All of the lines below are to be printed again exactly; images are excluded from the output.

* Items
============

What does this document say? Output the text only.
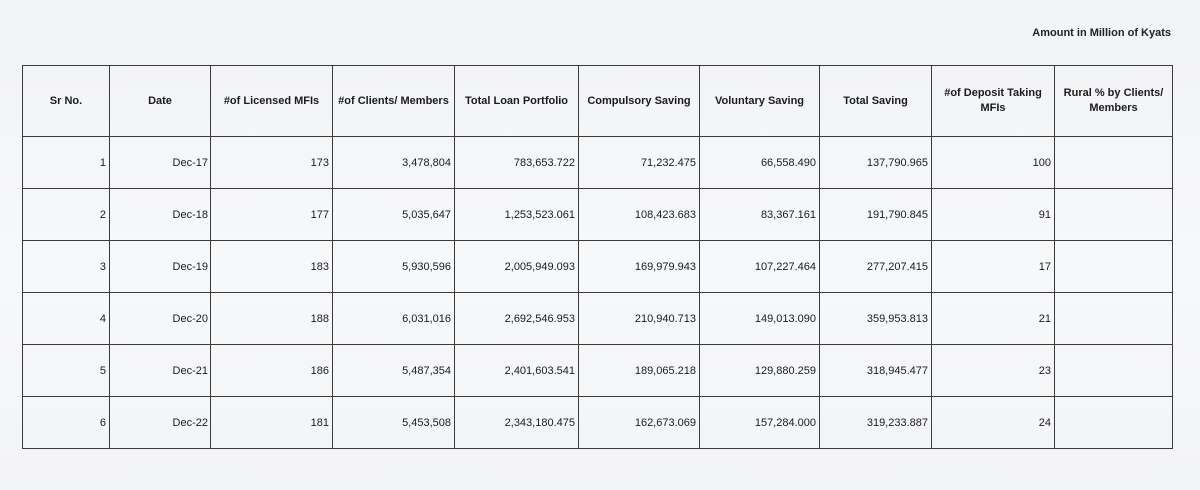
Amount in Million of Kyats
Sr No.	Date	#of Licensed MFIs	#of Clients/ Members	Total Loan Portfolio	Compulsory Saving	Voluntary Saving	Total Saving	#of Deposit Taking MFIs	Rural % by Clients/ Members
1	Dec-17	173	3,478,804	783,653.722	71,232.475	66,558.490	137,790.965	100	
2	Dec-18	177	5,035,647	1,253,523.061	108,423.683	83,367.161	191,790.845	91	
3	Dec-19	183	5,930,596	2,005,949.093	169,979.943	107,227.464	277,207.415	17	
4	Dec-20	188	6,031,016	2,692,546.953	210,940.713	149,013.090	359,953.813	21	
5	Dec-21	186	5,487,354	2,401,603.541	189,065.218	129,880.259	318,945.477	23	
6	Dec-22	181	5,453,508	2,343,180.475	162,673.069	157,284.000	319,233.887	24	
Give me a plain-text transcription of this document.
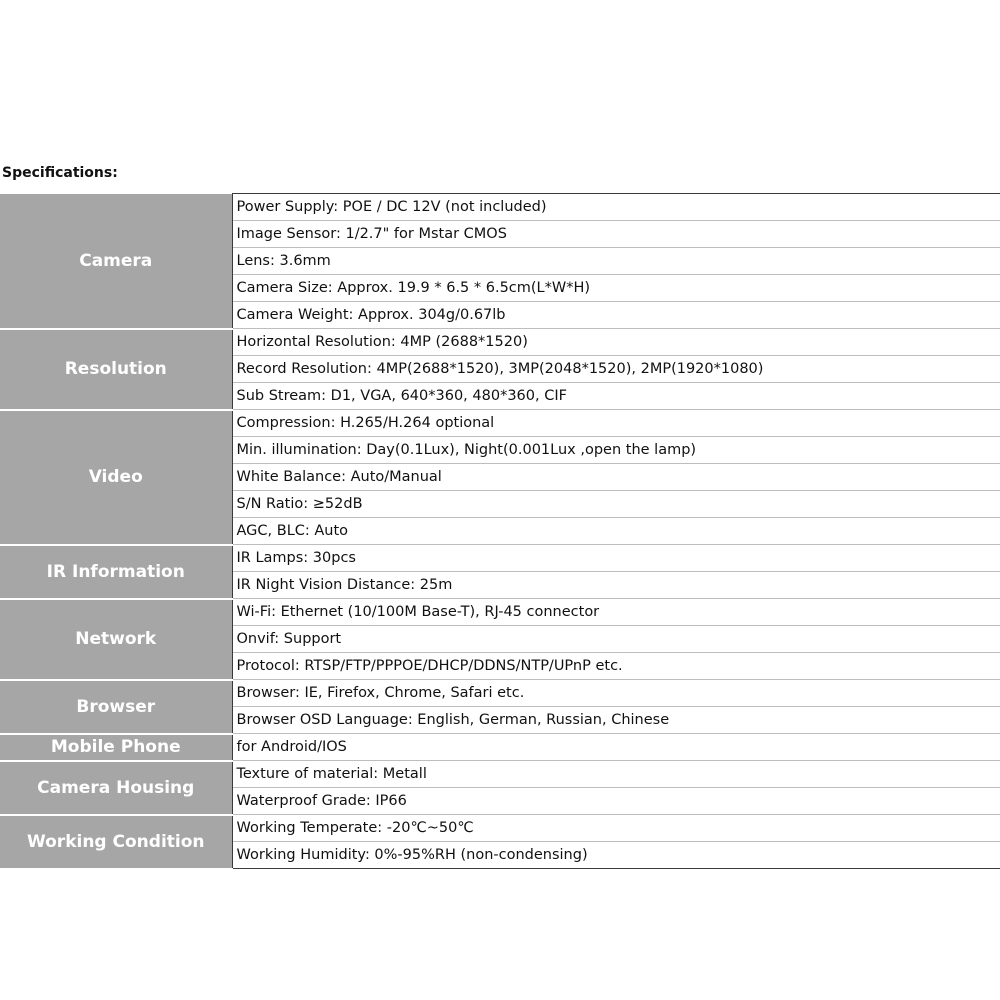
Specifications:
Camera	Power Supply: POE / DC 12V (not included)
	Image Sensor: 1/2.7" for Mstar CMOS
	Lens: 3.6mm
	Camera Size: Approx. 19.9 * 6.5 * 6.5cm(L*W*H)
	Camera Weight: Approx. 304g/0.67lb
Resolution	Horizontal Resolution: 4MP (2688*1520)
	Record Resolution: 4MP(2688*1520), 3MP(2048*1520), 2MP(1920*1080)
	Sub Stream: D1, VGA, 640*360, 480*360, CIF
Video	Compression: H.265/H.264 optional
	Min. illumination: Day(0.1Lux), Night(0.001Lux ,open the lamp)
	White Balance: Auto/Manual
	S/N Ratio: ≥52dB
	AGC, BLC: Auto
IR Information	IR Lamps: 30pcs
	IR Night Vision Distance: 25m
Network	Wi-Fi: Ethernet (10/100M Base-T), RJ-45 connector
	Onvif: Support
	Protocol: RTSP/FTP/PPPOE/DHCP/DDNS/NTP/UPnP etc.
Browser	Browser: IE, Firefox, Chrome, Safari etc.
	Browser OSD Language: English, German, Russian, Chinese
Mobile Phone	for Android/IOS
Camera Housing	Texture of material: Metall
	Waterproof Grade: IP66
Working Condition	Working Temperate: -20℃~50℃
	Working Humidity: 0%-95%RH (non-condensing)
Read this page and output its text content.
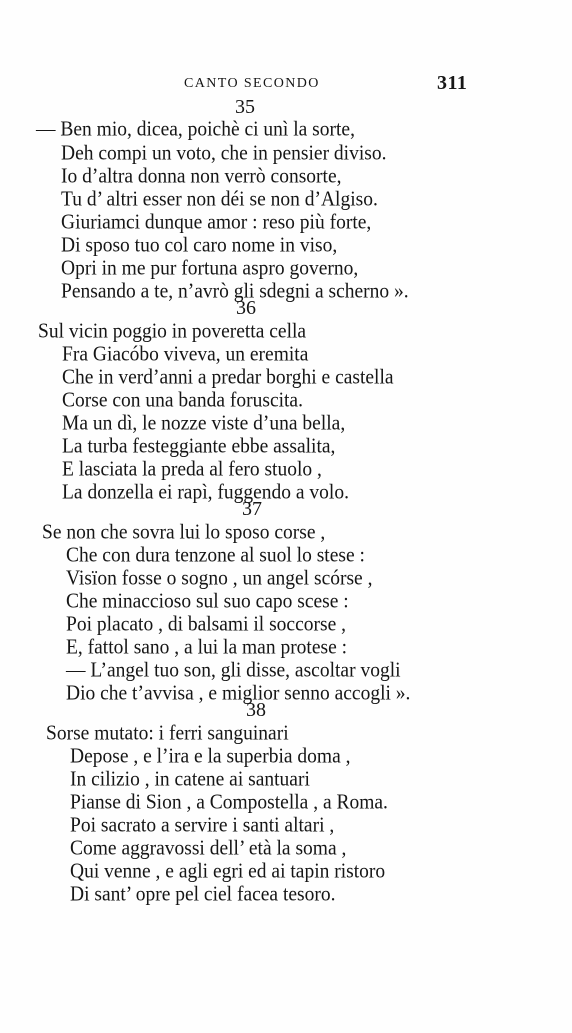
CANTO SECONDO	311
35
— Ben mio, dicea, poichè ci unì la sorte,
Deh compi un voto, che in pensier diviso.
Io d’altra donna non verrò consorte,
Tu d’ altri esser non déi se non d’Algiso.
Giuriamci dunque amor : reso più forte,
Di sposo tuo col caro nome in viso,
Opri in me pur fortuna aspro governo,
Pensando a te, n’avrò gli sdegni a scherno ».
36
Sul vicin poggio in poveretta cella
Fra Giacóbo viveva, un eremita
Che in verd’anni a predar borghi e castella
Corse con una banda foruscita.
Ma un dì, le nozze viste d’una bella,
La turba festeggiante ebbe assalita,
E lasciata la preda al fero stuolo ,
La donzella ei rapì, fuggendo a volo.
37
Se non che sovra lui lo sposo corse ,
Che con dura tenzone al suol lo stese :
Visïon fosse o sogno , un angel scórse ,
Che minaccioso sul suo capo scese :
Poi placato , di balsami il soccorse ,
E, fattol sano , a lui la man protese :
— L’angel tuo son, gli disse, ascoltar vogli
Dio che t’avvisa , e miglior senno accogli ».
38
Sorse mutato: i ferri sanguinari
Depose , e l’ira e la superbia doma ,
In cilizio , in catene ai santuari
Pianse di Sion , a Compostella , a Roma.
Poi sacrato a servire i santi altari ,
Come aggravossi dell’ età la soma ,
Qui venne , e agli egri ed ai tapin ristoro
Di sant’ opre pel ciel facea tesoro.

============

* Answer for the task
What does this document say? Output the text only.
Amount in Million of Kyats
Sr No.	Date	#of Licensed MFIs	#of Clients/ Members	Total Loan Portfolio	Compulsory Saving	Voluntary Saving	Total Saving	#of Deposit Taking MFIs	Rural % by Clients/ Members
1	Dec-17	173	3,478,804	783,653.722	71,232.475	66,558.490	137,790.965	100	
2	Dec-18	177	5,035,647	1,253,523.061	108,423.683	83,367.161	191,790.845	91	
3	Dec-19	183	5,930,596	2,005,949.093	169,979.943	107,227.464	277,207.415	17	
4	Dec-20	188	6,031,016	2,692,546.953	210,940.713	149,013.090	359,953.813	21	
5	Dec-21	186	5,487,354	2,401,603.541	189,065.218	129,880.259	318,945.477	23	
6	Dec-22	181	5,453,508	2,343,180.475	162,673.069	157,284.000	319,233.887	24	
Give me a plain-text transcription of this document.
Specifications:
Camera	Power Supply: POE / DC 12V (not included)
	Image Sensor: 1/2.7" for Mstar CMOS
	Lens: 3.6mm
	Camera Size: Approx. 19.9 * 6.5 * 6.5cm(L*W*H)
	Camera Weight: Approx. 304g/0.67lb
Resolution	Horizontal Resolution: 4MP (2688*1520)
	Record Resolution: 4MP(2688*1520), 3MP(2048*1520), 2MP(1920*1080)
	Sub Stream: D1, VGA, 640*360, 480*360, CIF
Video	Compression: H.265/H.264 optional
	Min. illumination: Day(0.1Lux), Night(0.001Lux ,open the lamp)
	White Balance: Auto/Manual
	S/N Ratio: ≥52dB
	AGC, BLC: Auto
IR Information	IR Lamps: 30pcs
	IR Night Vision Distance: 25m
Network	Wi-Fi: Ethernet (10/100M Base-T), RJ-45 connector
	Onvif: Support
	Protocol: RTSP/FTP/PPPOE/DHCP/DDNS/NTP/UPnP etc.
Browser	Browser: IE, Firefox, Chrome, Safari etc.
	Browser OSD Language: English, German, Russian, Chinese
Mobile Phone	for Android/IOS
Camera Housing	Texture of material: Metall
	Waterproof Grade: IP66
Working Condition	Working Temperate: -20℃~50℃
	Working Humidity: 0%-95%RH (non-condensing)
Read this page and output its text content.
CANTO SECONDO	311
35
— Ben mio, dicea, poichè ci unì la sorte,
Deh compi un voto, che in pensier diviso.
Io d’altra donna non verrò consorte,
Tu d’ altri esser non déi se non d’Algiso.
Giuriamci dunque amor : reso più forte,
Di sposo tuo col caro nome in viso,
Opri in me pur fortuna aspro governo,
Pensando a te, n’avrò gli sdegni a scherno ».
36
Sul vicin poggio in poveretta cella
Fra Giacóbo viveva, un eremita
Che in verd’anni a predar borghi e castella
Corse con una banda foruscita.
Ma un dì, le nozze viste d’una bella,
La turba festeggiante ebbe assalita,
E lasciata la preda al fero stuolo ,
La donzella ei rapì, fuggendo a volo.
37
Se non che sovra lui lo sposo corse ,
Che con dura tenzone al suol lo stese :
Visïon fosse o sogno , un angel scórse ,
Che minaccioso sul suo capo scese :
Poi placato , di balsami il soccorse ,
E, fattol sano , a lui la man protese :
— L’angel tuo son, gli disse, ascoltar vogli
Dio che t’avvisa , e miglior senno accogli ».
38
Sorse mutato: i ferri sanguinari
Depose , e l’ira e la superbia doma ,
In cilizio , in catene ai santuari
Pianse di Sion , a Compostella , a Roma.
Poi sacrato a servire i santi altari ,
Come aggravossi dell’ età la soma ,
Qui venne , e agli egri ed ai tapin ristoro
Di sant’ opre pel ciel facea tesoro.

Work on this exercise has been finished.